**THE REQUEST**. Write out all the data again, exactly as it stands.

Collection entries
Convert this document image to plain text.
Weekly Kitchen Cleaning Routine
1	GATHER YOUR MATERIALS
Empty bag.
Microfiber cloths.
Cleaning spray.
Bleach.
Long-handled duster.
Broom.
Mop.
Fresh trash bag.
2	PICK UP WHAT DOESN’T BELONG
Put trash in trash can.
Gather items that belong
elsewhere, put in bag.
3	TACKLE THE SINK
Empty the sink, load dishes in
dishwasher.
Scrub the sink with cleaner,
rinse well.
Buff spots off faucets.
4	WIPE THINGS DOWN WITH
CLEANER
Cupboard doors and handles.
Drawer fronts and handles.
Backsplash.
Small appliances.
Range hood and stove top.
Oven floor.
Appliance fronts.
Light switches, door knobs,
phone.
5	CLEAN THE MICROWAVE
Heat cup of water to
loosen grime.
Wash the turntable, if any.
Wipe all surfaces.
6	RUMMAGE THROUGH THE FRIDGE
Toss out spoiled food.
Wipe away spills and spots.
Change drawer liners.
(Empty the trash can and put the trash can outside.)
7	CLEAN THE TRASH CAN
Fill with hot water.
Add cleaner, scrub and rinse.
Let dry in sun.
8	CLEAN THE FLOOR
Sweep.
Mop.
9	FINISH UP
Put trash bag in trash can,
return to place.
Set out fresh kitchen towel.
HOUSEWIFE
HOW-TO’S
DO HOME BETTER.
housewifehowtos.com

**RESPONSE**.
Convert this document image to plain text.
Weekly Kitchen Cleaning Routine
1	GATHER YOUR MATERIALS
Empty bag.
Microfiber cloths.
Cleaning spray.
Bleach.
Long-handled duster.
Broom.
Mop.
Fresh trash bag.
2	PICK UP WHAT DOESN’T BELONG
Put trash in trash can.
Gather items that belong
elsewhere, put in bag.
3	TACKLE THE SINK
Empty the sink, load dishes in
dishwasher.
Scrub the sink with cleaner,
rinse well.
Buff spots off faucets.
4	WIPE THINGS DOWN WITH
CLEANER
Cupboard doors and handles.
Drawer fronts and handles.
Backsplash.
Small appliances.
Range hood and stove top.
Oven floor.
Appliance fronts.
Light switches, door knobs,
phone.
5	CLEAN THE MICROWAVE
Heat cup of water to
loosen grime.
Wash the turntable, if any.
Wipe all surfaces.
6	RUMMAGE THROUGH THE FRIDGE
Toss out spoiled food.
Wipe away spills and spots.
Change drawer liners.
(Empty the trash can and put the trash can outside.)
7	CLEAN THE TRASH CAN
Fill with hot water.
Add cleaner, scrub and rinse.
Let dry in sun.
8	CLEAN THE FLOOR
Sweep.
Mop.
9	FINISH UP
Put trash bag in trash can,
return to place.
Set out fresh kitchen towel.
HOUSEWIFE
HOW-TO’S
DO HOME BETTER.
housewifehowtos.com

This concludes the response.